== Given information ==
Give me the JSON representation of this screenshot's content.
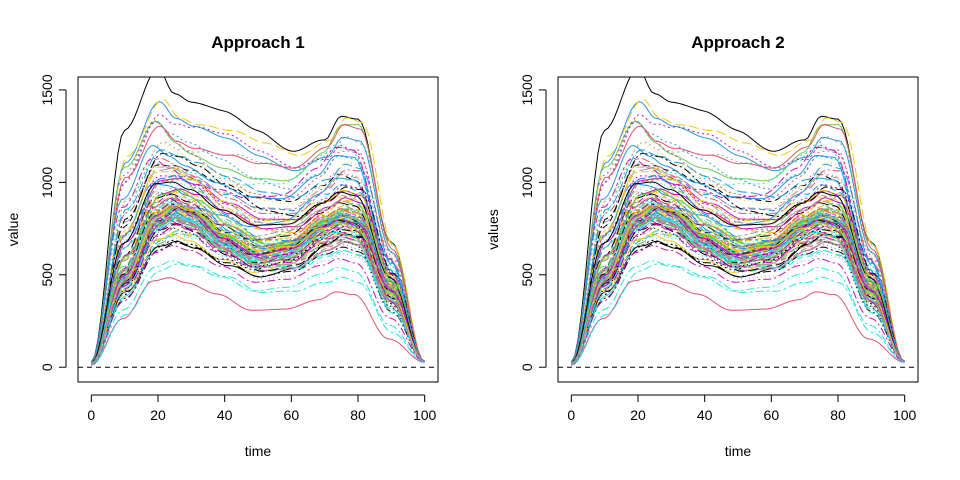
{
  "chart_data": [
    {
      "type": "line",
      "title": "Approach 1",
      "xlabel": "time",
      "ylabel": "value",
      "xlim": [
        -4,
        104
      ],
      "ylim": [
        -80,
        1570
      ],
      "xticks": [
        0,
        20,
        40,
        60,
        80,
        100
      ],
      "yticks": [
        0,
        500,
        1000,
        1500
      ],
      "xtick_labels": [
        "0",
        "20",
        "40",
        "60",
        "80",
        "100"
      ],
      "ytick_labels": [
        "0",
        "500",
        "1000",
        "1500"
      ],
      "reference_line": {
        "y": 0,
        "style": "dashed",
        "color": "#000000"
      },
      "grid": false,
      "legend": "none",
      "n_curves": 120,
      "typical_curve": {
        "x": [
          0,
          10,
          20,
          25,
          30,
          40,
          50,
          60,
          70,
          75,
          80,
          90,
          100
        ],
        "y": [
          20,
          500,
          830,
          880,
          840,
          700,
          610,
          640,
          760,
          800,
          780,
          420,
          30
        ]
      },
      "envelope_upper": {
        "x": [
          0,
          10,
          20,
          25,
          30,
          40,
          50,
          60,
          70,
          75,
          80,
          90,
          100
        ],
        "y": [
          30,
          1240,
          1530,
          1400,
          1360,
          1340,
          1280,
          1210,
          1300,
          1440,
          1420,
          700,
          30
        ]
      },
      "envelope_lower": {
        "x": [
          0,
          10,
          20,
          25,
          30,
          40,
          50,
          60,
          70,
          75,
          80,
          90,
          100
        ],
        "y": [
          10,
          250,
          450,
          470,
          450,
          400,
          320,
          330,
          380,
          420,
          400,
          150,
          25
        ]
      }
    },
    {
      "type": "line",
      "title": "Approach 2",
      "xlabel": "time",
      "ylabel": "values",
      "xlim": [
        -4,
        104
      ],
      "ylim": [
        -80,
        1570
      ],
      "xticks": [
        0,
        20,
        40,
        60,
        80,
        100
      ],
      "yticks": [
        0,
        500,
        1000,
        1500
      ],
      "xtick_labels": [
        "0",
        "20",
        "40",
        "60",
        "80",
        "100"
      ],
      "ytick_labels": [
        "0",
        "500",
        "1000",
        "1500"
      ],
      "reference_line": {
        "y": 0,
        "style": "dashed",
        "color": "#000000"
      },
      "grid": false,
      "legend": "none",
      "n_curves": 120,
      "typical_curve": {
        "x": [
          0,
          10,
          20,
          25,
          30,
          40,
          50,
          60,
          70,
          75,
          80,
          90,
          100
        ],
        "y": [
          20,
          500,
          830,
          880,
          840,
          700,
          610,
          640,
          760,
          800,
          780,
          420,
          30
        ]
      },
      "envelope_upper": {
        "x": [
          0,
          10,
          20,
          25,
          30,
          40,
          50,
          60,
          70,
          75,
          80,
          90,
          100
        ],
        "y": [
          30,
          1240,
          1530,
          1400,
          1360,
          1340,
          1280,
          1210,
          1300,
          1440,
          1420,
          700,
          30
        ]
      },
      "envelope_lower": {
        "x": [
          0,
          10,
          20,
          25,
          30,
          40,
          50,
          60,
          70,
          75,
          80,
          90,
          100
        ],
        "y": [
          10,
          250,
          450,
          470,
          450,
          400,
          320,
          330,
          380,
          420,
          400,
          150,
          25
        ]
      }
    }
  ],
  "palette": [
    "#000000",
    "#DF536B",
    "#61D04F",
    "#2297E6",
    "#28E2E5",
    "#CD0BBC",
    "#F5C710",
    "#9E9E9E"
  ]
}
===
Job: Copy out the whole listing exactly, and don't carry over any pictures.

The solution:
Give me the JSON representation of this screenshot's content.
{
  "chart_data": [
    {
      "type": "line",
      "title": "Approach 1",
      "xlabel": "time",
      "ylabel": "value",
      "xlim": [
        -4,
        104
      ],
      "ylim": [
        -80,
        1570
      ],
      "xticks": [
        0,
        20,
        40,
        60,
        80,
        100
      ],
      "yticks": [
        0,
        500,
        1000,
        1500
      ],
      "xtick_labels": [
        "0",
        "20",
        "40",
        "60",
        "80",
        "100"
      ],
      "ytick_labels": [
        "0",
        "500",
        "1000",
        "1500"
      ],
      "reference_line": {
        "y": 0,
        "style": "dashed",
        "color": "#000000"
      },
      "grid": false,
      "legend": "none",
      "n_curves": 120,
      "typical_curve": {
        "x": [
          0,
          10,
          20,
          25,
          30,
          40,
          50,
          60,
          70,
          75,
          80,
          90,
          100
        ],
        "y": [
          20,
          500,
          830,
          880,
          840,
          700,
          610,
          640,
          760,
          800,
          780,
          420,
          30
        ]
      },
      "envelope_upper": {
        "x": [
          0,
          10,
          20,
          25,
          30,
          40,
          50,
          60,
          70,
          75,
          80,
          90,
          100
        ],
        "y": [
          30,
          1240,
          1530,
          1400,
          1360,
          1340,
          1280,
          1210,
          1300,
          1440,
          1420,
          700,
          30
        ]
      },
      "envelope_lower": {
        "x": [
          0,
          10,
          20,
          25,
          30,
          40,
          50,
          60,
          70,
          75,
          80,
          90,
          100
        ],
        "y": [
          10,
          250,
          450,
          470,
          450,
          400,
          320,
          330,
          380,
          420,
          400,
          150,
          25
        ]
      }
    },
    {
      "type": "line",
      "title": "Approach 2",
      "xlabel": "time",
      "ylabel": "values",
      "xlim": [
        -4,
        104
      ],
      "ylim": [
        -80,
        1570
      ],
      "xticks": [
        0,
        20,
        40,
        60,
        80,
        100
      ],
      "yticks": [
        0,
        500,
        1000,
        1500
      ],
      "xtick_labels": [
        "0",
        "20",
        "40",
        "60",
        "80",
        "100"
      ],
      "ytick_labels": [
        "0",
        "500",
        "1000",
        "1500"
      ],
      "reference_line": {
        "y": 0,
        "style": "dashed",
        "color": "#000000"
      },
      "grid": false,
      "legend": "none",
      "n_curves": 120,
      "typical_curve": {
        "x": [
          0,
          10,
          20,
          25,
          30,
          40,
          50,
          60,
          70,
          75,
          80,
          90,
          100
        ],
        "y": [
          20,
          500,
          830,
          880,
          840,
          700,
          610,
          640,
          760,
          800,
          780,
          420,
          30
        ]
      },
      "envelope_upper": {
        "x": [
          0,
          10,
          20,
          25,
          30,
          40,
          50,
          60,
          70,
          75,
          80,
          90,
          100
        ],
        "y": [
          30,
          1240,
          1530,
          1400,
          1360,
          1340,
          1280,
          1210,
          1300,
          1440,
          1420,
          700,
          30
        ]
      },
      "envelope_lower": {
        "x": [
          0,
          10,
          20,
          25,
          30,
          40,
          50,
          60,
          70,
          75,
          80,
          90,
          100
        ],
        "y": [
          10,
          250,
          450,
          470,
          450,
          400,
          320,
          330,
          380,
          420,
          400,
          150,
          25
        ]
      }
    }
  ],
  "palette": [
    "#000000",
    "#DF536B",
    "#61D04F",
    "#2297E6",
    "#28E2E5",
    "#CD0BBC",
    "#F5C710",
    "#9E9E9E"
  ]
}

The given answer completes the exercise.